EXERCISE GOAL -
Your task is to gather the lines below that hold the string "this".

___ SOURCE DATA ___

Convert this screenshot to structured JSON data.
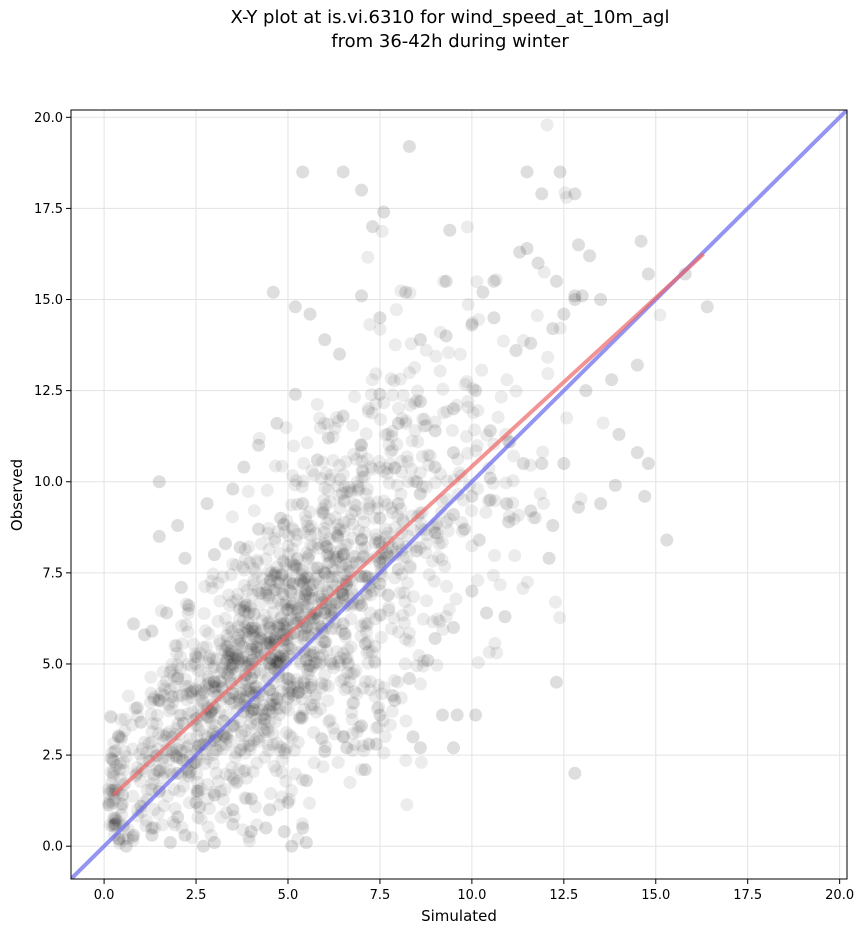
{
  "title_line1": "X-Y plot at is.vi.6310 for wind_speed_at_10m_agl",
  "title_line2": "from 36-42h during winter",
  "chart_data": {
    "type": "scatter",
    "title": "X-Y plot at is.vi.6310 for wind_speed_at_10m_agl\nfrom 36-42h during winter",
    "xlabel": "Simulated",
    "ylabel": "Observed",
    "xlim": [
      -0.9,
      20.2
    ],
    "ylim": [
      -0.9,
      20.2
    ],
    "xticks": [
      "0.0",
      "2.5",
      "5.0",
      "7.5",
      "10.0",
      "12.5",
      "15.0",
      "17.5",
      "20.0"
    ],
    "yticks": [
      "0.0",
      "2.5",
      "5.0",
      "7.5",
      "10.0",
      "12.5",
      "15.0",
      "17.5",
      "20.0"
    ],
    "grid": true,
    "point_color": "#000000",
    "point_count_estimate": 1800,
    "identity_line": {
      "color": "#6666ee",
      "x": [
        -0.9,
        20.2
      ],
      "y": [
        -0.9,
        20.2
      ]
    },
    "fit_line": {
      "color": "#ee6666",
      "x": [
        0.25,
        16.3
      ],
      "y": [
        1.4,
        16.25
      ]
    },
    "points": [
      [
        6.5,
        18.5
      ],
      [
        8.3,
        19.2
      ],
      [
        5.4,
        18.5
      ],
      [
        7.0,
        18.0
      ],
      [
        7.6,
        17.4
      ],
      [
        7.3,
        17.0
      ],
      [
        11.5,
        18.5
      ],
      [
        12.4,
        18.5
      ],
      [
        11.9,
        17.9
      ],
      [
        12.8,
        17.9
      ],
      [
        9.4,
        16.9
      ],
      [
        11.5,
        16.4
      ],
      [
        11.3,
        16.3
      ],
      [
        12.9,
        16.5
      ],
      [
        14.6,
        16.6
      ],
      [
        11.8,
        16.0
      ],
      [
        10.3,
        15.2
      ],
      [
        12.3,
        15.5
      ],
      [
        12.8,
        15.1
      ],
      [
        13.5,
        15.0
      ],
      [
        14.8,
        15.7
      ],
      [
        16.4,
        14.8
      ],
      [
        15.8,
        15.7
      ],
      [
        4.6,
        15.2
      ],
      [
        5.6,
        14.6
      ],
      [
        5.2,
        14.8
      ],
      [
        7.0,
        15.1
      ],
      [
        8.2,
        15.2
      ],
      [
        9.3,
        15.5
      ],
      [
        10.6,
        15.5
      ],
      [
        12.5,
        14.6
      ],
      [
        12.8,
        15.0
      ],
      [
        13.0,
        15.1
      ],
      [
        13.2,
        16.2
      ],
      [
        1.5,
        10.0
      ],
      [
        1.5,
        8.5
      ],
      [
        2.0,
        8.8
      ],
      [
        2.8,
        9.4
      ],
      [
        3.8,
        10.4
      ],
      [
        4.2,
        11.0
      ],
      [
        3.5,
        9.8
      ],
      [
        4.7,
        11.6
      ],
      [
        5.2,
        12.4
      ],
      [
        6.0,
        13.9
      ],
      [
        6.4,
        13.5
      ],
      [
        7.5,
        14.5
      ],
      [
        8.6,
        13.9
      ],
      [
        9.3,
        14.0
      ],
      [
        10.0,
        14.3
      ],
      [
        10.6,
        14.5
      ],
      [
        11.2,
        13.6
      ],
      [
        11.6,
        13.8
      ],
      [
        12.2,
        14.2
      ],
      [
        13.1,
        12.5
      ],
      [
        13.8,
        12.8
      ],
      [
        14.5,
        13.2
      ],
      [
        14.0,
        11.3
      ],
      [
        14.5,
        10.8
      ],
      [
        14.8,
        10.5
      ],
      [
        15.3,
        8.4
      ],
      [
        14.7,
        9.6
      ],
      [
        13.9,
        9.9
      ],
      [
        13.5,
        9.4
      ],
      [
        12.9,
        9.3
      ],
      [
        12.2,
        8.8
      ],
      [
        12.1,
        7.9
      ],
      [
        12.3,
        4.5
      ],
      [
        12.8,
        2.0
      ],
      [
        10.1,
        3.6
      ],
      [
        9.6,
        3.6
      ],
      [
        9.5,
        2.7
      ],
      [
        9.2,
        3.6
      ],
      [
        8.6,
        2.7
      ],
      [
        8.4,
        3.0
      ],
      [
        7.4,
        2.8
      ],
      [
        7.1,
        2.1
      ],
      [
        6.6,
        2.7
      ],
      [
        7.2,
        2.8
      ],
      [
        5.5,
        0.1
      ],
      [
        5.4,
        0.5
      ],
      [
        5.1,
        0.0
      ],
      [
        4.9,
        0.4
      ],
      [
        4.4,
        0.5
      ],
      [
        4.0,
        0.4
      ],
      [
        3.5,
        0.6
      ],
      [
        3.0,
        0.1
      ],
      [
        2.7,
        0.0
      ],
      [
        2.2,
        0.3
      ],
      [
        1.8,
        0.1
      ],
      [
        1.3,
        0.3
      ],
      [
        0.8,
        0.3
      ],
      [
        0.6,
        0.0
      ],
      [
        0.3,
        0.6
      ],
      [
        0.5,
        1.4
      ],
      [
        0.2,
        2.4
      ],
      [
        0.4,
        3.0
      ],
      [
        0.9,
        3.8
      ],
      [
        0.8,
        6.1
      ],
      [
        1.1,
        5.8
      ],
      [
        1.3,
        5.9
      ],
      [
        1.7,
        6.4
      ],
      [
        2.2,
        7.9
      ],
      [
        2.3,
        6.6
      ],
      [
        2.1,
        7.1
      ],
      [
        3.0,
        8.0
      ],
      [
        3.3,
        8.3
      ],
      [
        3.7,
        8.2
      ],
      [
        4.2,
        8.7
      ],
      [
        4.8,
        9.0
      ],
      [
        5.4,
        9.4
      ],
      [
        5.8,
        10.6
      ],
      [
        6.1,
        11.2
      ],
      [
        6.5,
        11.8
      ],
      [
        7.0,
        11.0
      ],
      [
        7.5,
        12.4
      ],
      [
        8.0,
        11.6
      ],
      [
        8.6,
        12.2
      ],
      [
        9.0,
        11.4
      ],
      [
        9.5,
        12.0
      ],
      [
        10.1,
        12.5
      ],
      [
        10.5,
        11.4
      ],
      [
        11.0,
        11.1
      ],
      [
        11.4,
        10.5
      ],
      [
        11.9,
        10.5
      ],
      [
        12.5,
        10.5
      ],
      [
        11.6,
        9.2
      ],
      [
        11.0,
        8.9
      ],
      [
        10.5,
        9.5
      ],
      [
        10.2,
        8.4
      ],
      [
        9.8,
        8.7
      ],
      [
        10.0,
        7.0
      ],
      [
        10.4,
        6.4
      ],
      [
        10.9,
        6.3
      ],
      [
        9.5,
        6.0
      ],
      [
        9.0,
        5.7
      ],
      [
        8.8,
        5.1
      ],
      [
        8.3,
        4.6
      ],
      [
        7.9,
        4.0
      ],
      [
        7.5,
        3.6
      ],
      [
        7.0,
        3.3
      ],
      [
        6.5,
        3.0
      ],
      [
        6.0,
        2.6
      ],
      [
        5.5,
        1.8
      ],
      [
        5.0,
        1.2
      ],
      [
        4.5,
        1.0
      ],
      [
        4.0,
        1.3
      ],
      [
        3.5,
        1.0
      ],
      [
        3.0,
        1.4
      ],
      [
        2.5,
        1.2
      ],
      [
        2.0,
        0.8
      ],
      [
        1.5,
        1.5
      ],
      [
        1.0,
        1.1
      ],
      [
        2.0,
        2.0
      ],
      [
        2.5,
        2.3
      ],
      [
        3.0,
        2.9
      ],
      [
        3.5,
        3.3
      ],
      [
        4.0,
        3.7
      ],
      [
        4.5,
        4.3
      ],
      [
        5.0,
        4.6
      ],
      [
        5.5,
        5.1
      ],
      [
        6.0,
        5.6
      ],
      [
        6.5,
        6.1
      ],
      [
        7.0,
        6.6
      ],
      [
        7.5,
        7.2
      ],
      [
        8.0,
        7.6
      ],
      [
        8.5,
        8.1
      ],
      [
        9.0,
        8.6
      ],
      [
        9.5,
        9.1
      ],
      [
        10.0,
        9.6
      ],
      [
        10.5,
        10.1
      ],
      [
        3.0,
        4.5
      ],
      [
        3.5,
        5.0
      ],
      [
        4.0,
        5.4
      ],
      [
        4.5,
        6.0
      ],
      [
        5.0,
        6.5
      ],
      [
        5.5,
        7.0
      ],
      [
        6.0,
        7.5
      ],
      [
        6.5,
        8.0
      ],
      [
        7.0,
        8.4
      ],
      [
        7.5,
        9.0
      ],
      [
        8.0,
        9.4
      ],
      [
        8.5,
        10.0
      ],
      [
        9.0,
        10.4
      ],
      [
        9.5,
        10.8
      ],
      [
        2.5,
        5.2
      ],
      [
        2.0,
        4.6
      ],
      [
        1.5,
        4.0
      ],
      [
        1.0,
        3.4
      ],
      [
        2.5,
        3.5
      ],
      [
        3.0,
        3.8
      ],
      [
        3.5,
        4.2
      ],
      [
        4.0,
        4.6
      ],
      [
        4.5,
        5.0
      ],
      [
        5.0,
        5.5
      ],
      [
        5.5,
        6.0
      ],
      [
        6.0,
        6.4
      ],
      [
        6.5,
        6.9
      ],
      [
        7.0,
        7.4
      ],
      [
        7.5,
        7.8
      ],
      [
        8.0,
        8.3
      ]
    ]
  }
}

___
___ SOURCE DATA ___

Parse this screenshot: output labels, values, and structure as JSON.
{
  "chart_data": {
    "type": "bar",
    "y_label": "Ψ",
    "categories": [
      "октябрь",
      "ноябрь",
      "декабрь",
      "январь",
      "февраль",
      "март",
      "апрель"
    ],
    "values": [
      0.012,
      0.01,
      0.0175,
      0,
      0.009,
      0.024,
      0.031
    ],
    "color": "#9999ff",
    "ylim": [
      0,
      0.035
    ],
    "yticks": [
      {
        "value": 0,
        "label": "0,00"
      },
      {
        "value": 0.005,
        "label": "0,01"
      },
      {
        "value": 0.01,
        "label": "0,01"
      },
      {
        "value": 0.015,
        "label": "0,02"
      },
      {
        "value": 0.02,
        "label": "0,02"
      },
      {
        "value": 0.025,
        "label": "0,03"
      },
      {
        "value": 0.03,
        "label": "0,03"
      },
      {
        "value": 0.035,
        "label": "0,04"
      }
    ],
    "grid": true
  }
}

___
___ SOURCE DATA ___

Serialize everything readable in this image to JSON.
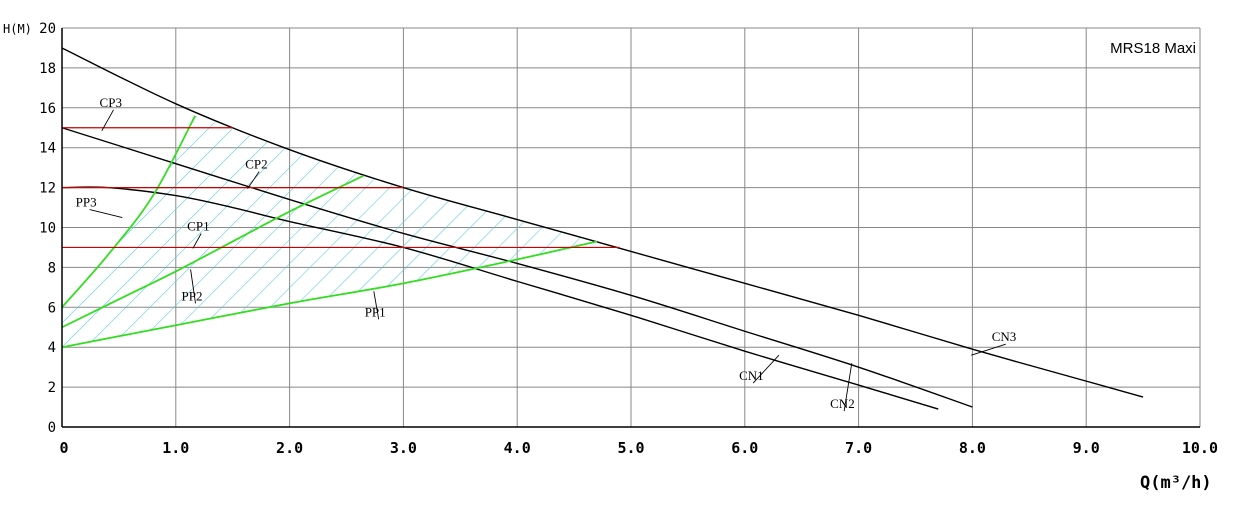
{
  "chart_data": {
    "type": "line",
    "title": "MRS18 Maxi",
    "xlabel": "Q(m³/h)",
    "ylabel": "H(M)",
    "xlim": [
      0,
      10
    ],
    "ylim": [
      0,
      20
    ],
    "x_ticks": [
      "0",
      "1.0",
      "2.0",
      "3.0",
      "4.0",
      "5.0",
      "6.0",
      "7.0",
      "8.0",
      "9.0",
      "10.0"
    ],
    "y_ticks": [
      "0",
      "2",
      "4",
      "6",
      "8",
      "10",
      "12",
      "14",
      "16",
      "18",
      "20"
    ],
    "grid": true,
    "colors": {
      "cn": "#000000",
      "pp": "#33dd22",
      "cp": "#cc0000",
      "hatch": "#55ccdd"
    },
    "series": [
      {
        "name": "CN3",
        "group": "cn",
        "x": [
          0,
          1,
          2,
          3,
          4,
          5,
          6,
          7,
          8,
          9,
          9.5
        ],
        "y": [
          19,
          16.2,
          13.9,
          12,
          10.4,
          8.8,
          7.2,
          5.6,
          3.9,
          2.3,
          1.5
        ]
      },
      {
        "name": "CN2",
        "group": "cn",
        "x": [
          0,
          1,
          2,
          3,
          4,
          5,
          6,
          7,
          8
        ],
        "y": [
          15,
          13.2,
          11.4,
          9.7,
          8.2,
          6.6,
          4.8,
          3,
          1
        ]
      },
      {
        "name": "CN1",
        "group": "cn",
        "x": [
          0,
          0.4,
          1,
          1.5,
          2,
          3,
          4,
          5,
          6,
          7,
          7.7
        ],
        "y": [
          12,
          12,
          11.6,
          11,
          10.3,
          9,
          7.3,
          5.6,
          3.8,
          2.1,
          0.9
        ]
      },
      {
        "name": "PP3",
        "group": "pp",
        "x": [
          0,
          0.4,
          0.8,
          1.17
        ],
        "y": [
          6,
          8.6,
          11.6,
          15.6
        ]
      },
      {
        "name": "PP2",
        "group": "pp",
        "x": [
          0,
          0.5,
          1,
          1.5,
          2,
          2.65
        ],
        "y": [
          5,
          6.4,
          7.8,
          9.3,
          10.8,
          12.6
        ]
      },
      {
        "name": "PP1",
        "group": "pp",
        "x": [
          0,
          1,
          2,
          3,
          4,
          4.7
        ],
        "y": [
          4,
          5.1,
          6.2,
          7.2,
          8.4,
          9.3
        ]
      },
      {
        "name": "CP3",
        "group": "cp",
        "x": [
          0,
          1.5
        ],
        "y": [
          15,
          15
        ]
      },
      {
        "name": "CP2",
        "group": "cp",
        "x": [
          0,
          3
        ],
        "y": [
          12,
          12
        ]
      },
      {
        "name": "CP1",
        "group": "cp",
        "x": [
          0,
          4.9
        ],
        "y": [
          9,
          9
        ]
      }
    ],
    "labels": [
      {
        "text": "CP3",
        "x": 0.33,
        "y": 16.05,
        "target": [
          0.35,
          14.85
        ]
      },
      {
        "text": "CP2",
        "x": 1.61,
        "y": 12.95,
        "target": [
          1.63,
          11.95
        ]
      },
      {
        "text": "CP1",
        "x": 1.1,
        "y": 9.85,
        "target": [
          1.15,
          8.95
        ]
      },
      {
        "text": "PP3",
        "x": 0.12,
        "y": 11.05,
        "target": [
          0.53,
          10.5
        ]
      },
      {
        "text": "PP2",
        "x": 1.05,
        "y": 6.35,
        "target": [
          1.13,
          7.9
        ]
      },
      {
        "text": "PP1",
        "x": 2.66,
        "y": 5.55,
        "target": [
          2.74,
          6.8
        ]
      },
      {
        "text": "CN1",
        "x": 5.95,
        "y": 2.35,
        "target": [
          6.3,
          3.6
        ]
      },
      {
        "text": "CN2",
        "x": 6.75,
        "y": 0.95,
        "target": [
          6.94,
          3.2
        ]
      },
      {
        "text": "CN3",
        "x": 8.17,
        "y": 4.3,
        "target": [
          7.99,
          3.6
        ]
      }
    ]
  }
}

___

COMPLETE RESPONSE -
Convert this screenshot to structured JSON data.
Parse this screenshot: output labels, values, and structure as JSON.
Serialize everything readable in this image to JSON.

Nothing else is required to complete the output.